Data records:
+--

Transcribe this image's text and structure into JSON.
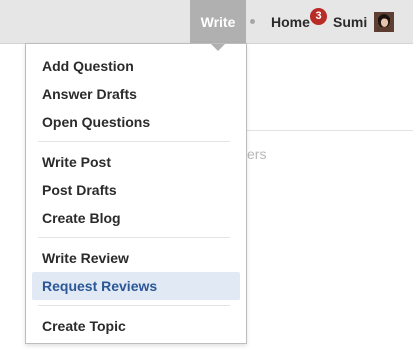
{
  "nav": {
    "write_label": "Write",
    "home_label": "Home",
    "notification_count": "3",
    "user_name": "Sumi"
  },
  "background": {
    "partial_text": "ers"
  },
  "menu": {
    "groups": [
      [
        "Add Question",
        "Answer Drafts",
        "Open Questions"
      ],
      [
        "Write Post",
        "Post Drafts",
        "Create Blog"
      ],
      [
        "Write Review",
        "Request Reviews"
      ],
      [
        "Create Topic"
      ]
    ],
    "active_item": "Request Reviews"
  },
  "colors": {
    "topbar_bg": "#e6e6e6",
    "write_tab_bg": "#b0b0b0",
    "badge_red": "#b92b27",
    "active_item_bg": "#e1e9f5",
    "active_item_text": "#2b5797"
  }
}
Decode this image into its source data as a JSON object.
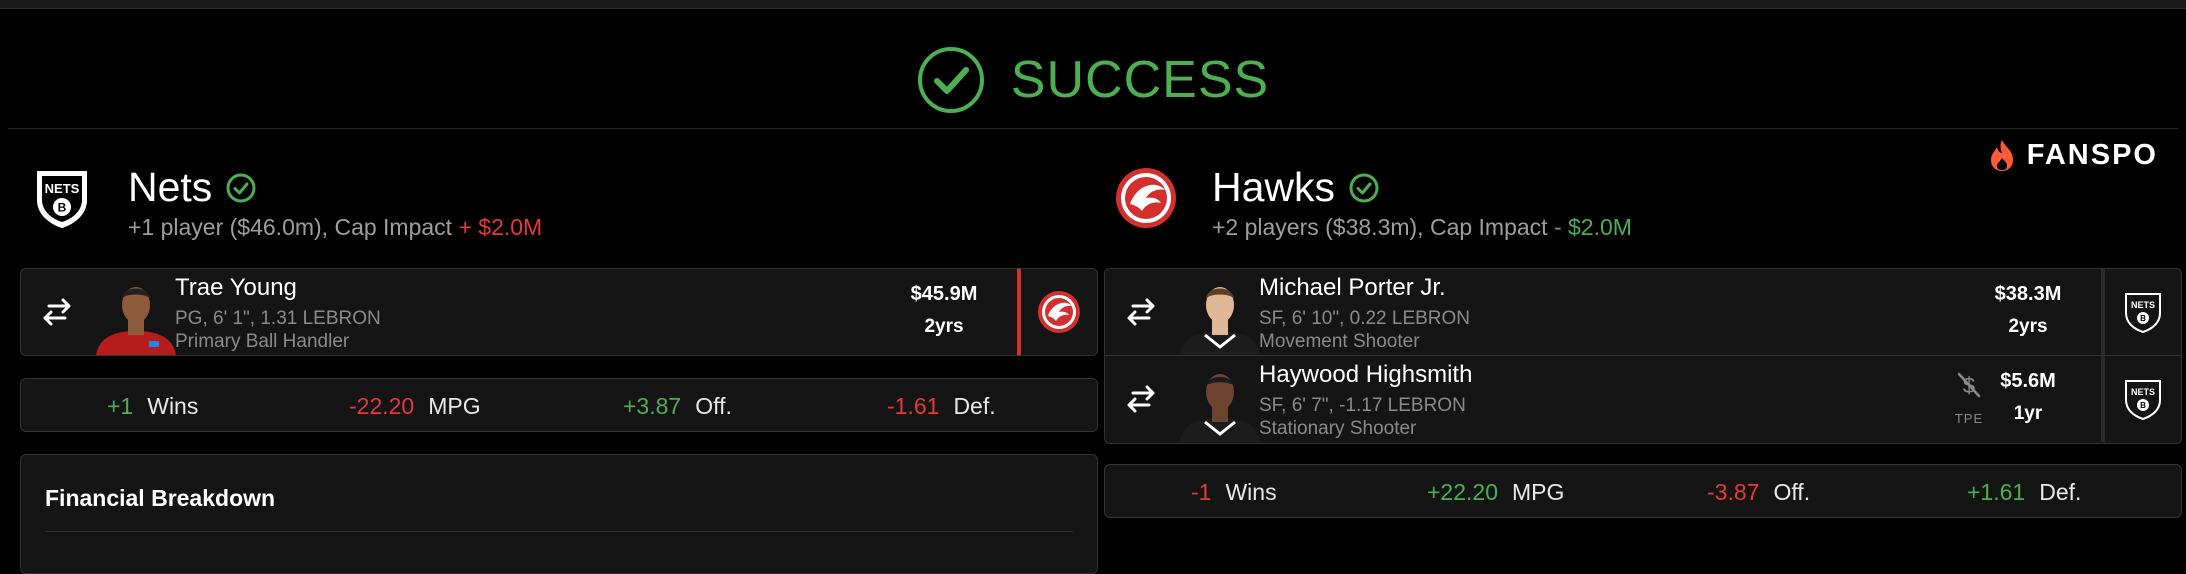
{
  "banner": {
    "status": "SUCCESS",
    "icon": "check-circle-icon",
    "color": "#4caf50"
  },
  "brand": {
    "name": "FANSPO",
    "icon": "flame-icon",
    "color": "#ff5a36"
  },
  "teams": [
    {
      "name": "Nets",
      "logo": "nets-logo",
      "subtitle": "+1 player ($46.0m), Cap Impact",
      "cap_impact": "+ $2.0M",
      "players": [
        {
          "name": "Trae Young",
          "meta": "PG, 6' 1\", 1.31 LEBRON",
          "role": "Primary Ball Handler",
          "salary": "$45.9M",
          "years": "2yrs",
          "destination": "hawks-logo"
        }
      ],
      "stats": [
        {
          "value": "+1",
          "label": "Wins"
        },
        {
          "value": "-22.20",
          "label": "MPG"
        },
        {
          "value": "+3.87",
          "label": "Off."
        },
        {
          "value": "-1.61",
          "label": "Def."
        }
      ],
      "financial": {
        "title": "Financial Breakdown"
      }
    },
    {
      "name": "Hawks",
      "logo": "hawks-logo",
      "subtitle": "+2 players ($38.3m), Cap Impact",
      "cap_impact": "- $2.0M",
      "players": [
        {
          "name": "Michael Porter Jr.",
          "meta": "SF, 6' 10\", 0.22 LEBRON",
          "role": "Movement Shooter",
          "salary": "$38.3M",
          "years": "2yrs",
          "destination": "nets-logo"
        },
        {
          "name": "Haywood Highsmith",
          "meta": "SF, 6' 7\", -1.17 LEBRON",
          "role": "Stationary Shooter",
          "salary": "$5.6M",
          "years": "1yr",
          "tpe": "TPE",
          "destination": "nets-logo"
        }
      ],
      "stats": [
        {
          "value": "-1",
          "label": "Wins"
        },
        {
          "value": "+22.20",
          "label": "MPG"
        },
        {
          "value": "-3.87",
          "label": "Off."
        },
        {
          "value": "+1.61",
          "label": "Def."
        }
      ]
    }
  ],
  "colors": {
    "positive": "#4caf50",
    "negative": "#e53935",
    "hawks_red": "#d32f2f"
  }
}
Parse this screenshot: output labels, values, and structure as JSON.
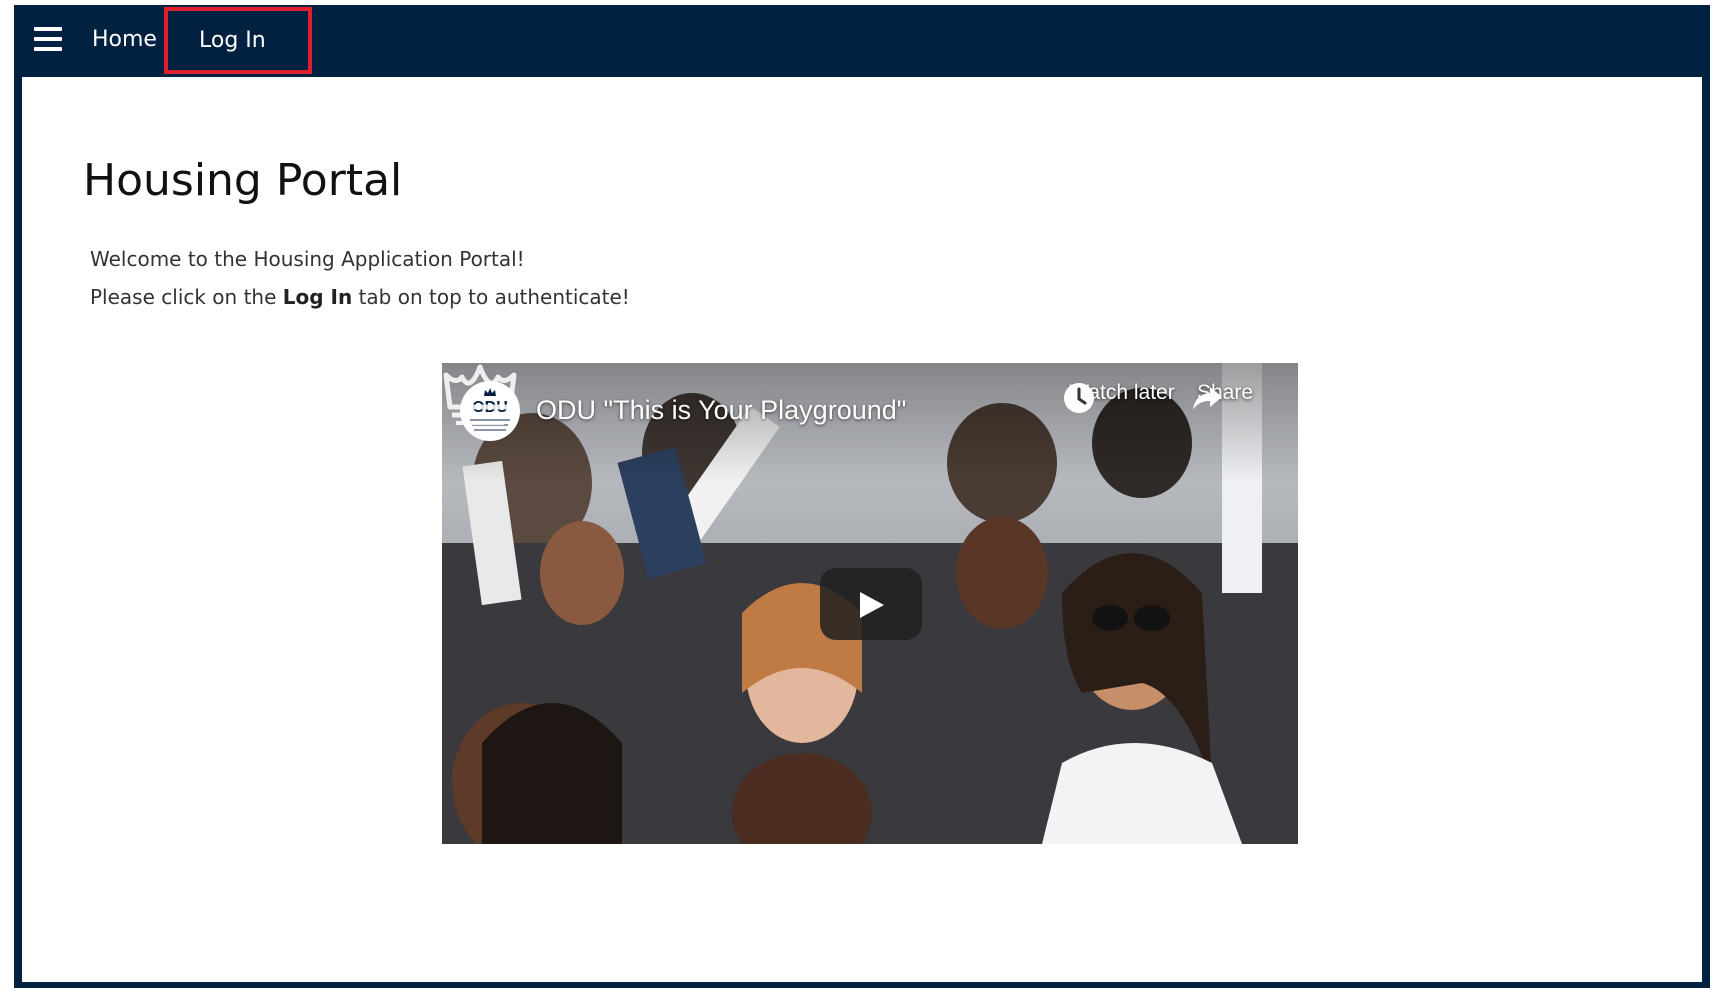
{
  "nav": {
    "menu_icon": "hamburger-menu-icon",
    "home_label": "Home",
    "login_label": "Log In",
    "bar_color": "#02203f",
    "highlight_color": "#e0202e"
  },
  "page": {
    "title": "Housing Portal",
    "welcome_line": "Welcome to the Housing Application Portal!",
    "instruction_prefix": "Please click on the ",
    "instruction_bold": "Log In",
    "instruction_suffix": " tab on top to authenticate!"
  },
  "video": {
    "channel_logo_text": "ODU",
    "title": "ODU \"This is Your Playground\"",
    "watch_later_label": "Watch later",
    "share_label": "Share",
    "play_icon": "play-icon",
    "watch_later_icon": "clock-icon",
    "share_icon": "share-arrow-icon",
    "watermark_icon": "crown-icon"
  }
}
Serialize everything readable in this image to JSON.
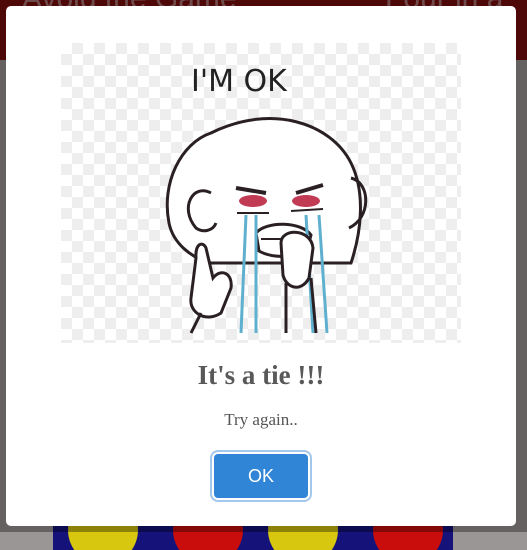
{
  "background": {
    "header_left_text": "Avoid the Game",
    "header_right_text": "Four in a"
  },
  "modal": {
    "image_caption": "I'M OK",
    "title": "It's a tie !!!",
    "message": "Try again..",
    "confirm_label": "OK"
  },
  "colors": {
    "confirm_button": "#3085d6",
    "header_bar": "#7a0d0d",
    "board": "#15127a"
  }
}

+--

Copy only this, please: the line with "Parse this screenshot: output" and every line after it through the end of the data, with no pictures.

Parse this screenshot: output labels, values, and structure as JSON.
{
  "nav": {
    "menu_icon": "hamburger-menu-icon",
    "home_label": "Home",
    "login_label": "Log In",
    "bar_color": "#02203f",
    "highlight_color": "#e0202e"
  },
  "page": {
    "title": "Housing Portal",
    "welcome_line": "Welcome to the Housing Application Portal!",
    "instruction_prefix": "Please click on the ",
    "instruction_bold": "Log In",
    "instruction_suffix": " tab on top to authenticate!"
  },
  "video": {
    "channel_logo_text": "ODU",
    "title": "ODU \"This is Your Playground\"",
    "watch_later_label": "Watch later",
    "share_label": "Share",
    "play_icon": "play-icon",
    "watch_later_icon": "clock-icon",
    "share_icon": "share-arrow-icon",
    "watermark_icon": "crown-icon"
  }
}
Serialize everything readable in this image to JSON.
{
  "background": {
    "header_left_text": "Avoid the Game",
    "header_right_text": "Four in a"
  },
  "modal": {
    "image_caption": "I'M OK",
    "title": "It's a tie !!!",
    "message": "Try again..",
    "confirm_label": "OK"
  },
  "colors": {
    "confirm_button": "#3085d6",
    "header_bar": "#7a0d0d",
    "board": "#15127a"
  }
}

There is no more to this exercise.